■ Document excerpt:
━━━━━━

Polarizers: A Key Material in LCD Panels

Polarizers are essential LCD components, using stretched PVA and TAC films to control light polarization, enabling image display through specialized materials, coatings, and manufacturing processes.

1. Working Principle of Polarizers

A polarizer (Polarizing Film) is an optical film that controls the polarization direction of light. When natural light passes through a polarizer, the component of light vibrating perpendicular to the transmission axis is absorbed, while only the component vibrating parallel to the transmission axis is transmitted as polarized light.

In an LCD module, two polarizers are attached to opposite sides of the glass substrates. The lower polarizer converts the light emitted by the backlight unit into polarized light. The upper polarizer analyzes the polarized light after it has been electrically modulated by the liquid crystal layer, creating brightness contrast and ultimately generating visible images.

Image formation in LCD modules relies entirely on polarized light. Without either of the two polarizers, the LCD module cannot display images.

The basic structure of an LCD module is shown below:

2. Basic Structure of Polarizers

A polarizer is primarily composed of a PVA film, TAC films, protective film, release film, pressure-sensitive adhesive (PSA), and other laminated materials.

The basic structure of a polarizer is shown below:

The core material responsible for polarization is the PVA (Polyvinyl Alcohol) film. After dyeing, the PVA film absorbs iodine molecules with dichroic absorption properties. Through stretching, the iodine molecules become uniformly aligned along the PVA molecular chains, forming a polarizing film with uniform dichroic absorption characteristics. The transmission axis is perpendicular to the stretching direction.

The key characteristics and functions of the major film materials used in polarizers are summarized in the table below:

LCD panel performance is closely related to the quality of the polarizer.

━━━━━━

■ Data lines:
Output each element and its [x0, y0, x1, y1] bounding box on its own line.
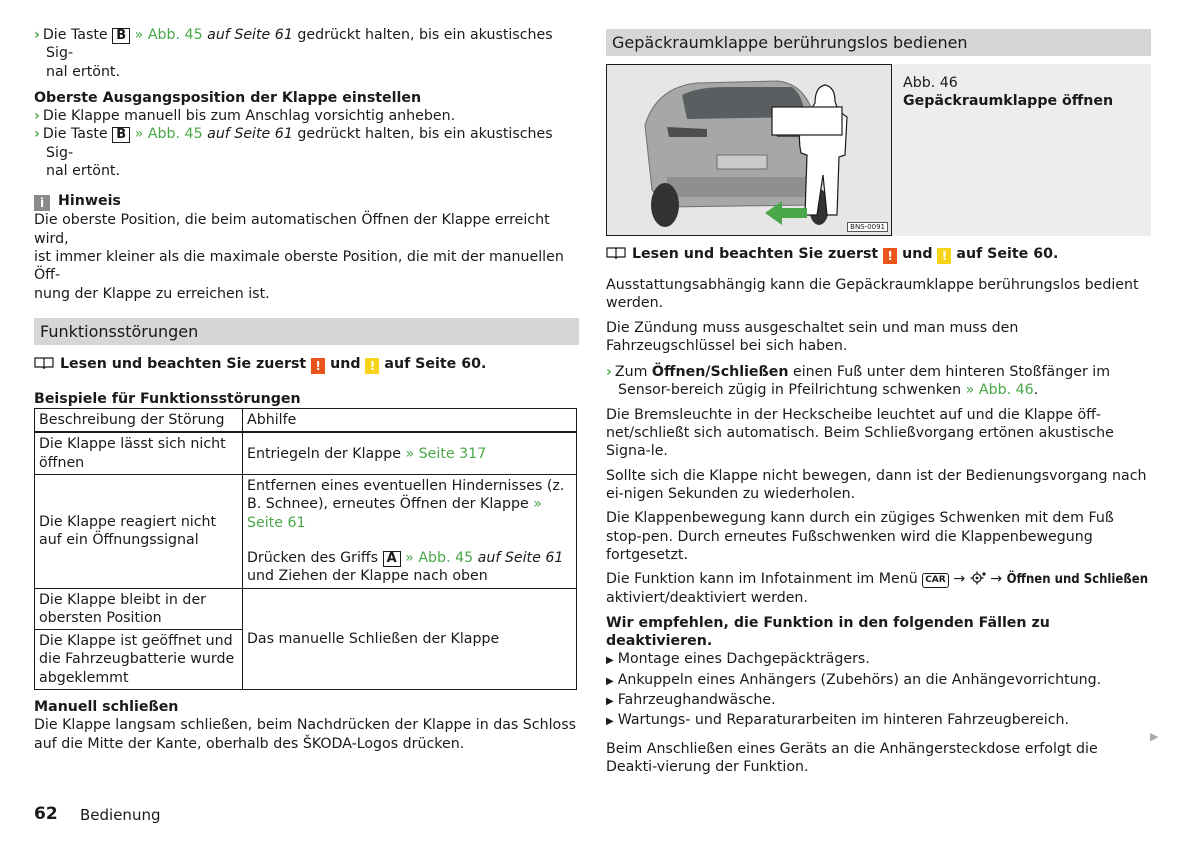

━━━━━━

■ Task instructions:
1) According to the polarizer article, how is the PVA film's transmission axis oriented relative to its stretching direction?
2) Write the next passage of the article on LCD polarizers, picking up after its final sentence.

■ Responses for each task:
1) It is perpendicular to the stretching direction.

2)
From a cost perspective, PVA film and TAC film account for the largest share of raw material costs in a polarizer. TAC film represents approximately 50% of the total material cost, while PVA film accounts for around 12%.

Throughout the display industry supply chain, polarizers generally maintain relatively healthy profit margins.

PVA Film: The Core Material for Polarization

PVA (Polyvinyl Alcohol) film is primarily composed of lightweight elements such as carbon, hydrogen, and oxygen, giving it excellent optical transparency and high elongation properties.

After dyeing, a uniform layer of iodine molecules (or dye molecules) accumulates on the surface of the PVA film. In its untreated state, the PVA molecular chains are randomly distributed, and the absorbed iodine (or dye) molecules are likewise randomly arranged.

When the PVA film is stretched, the molecular chains align in the direction of the applied force. The iodine (or dye) molecules also become orderly aligned, enabling the PVA film to function as a polarizing material.

Ordered Distribution of PVA Molecular Chains After Stretching

The stretching process and iodine molecular arrangement in PVA film are illustrated below:

Between parallel iodine (or dye) molecules, there are uniformly aligned gaps. These gaps allow light polarized in the same direction as the molecular alignment to pass through while blocking light polarized in other directions. As a result, unpolarized light is filtered into polarized light.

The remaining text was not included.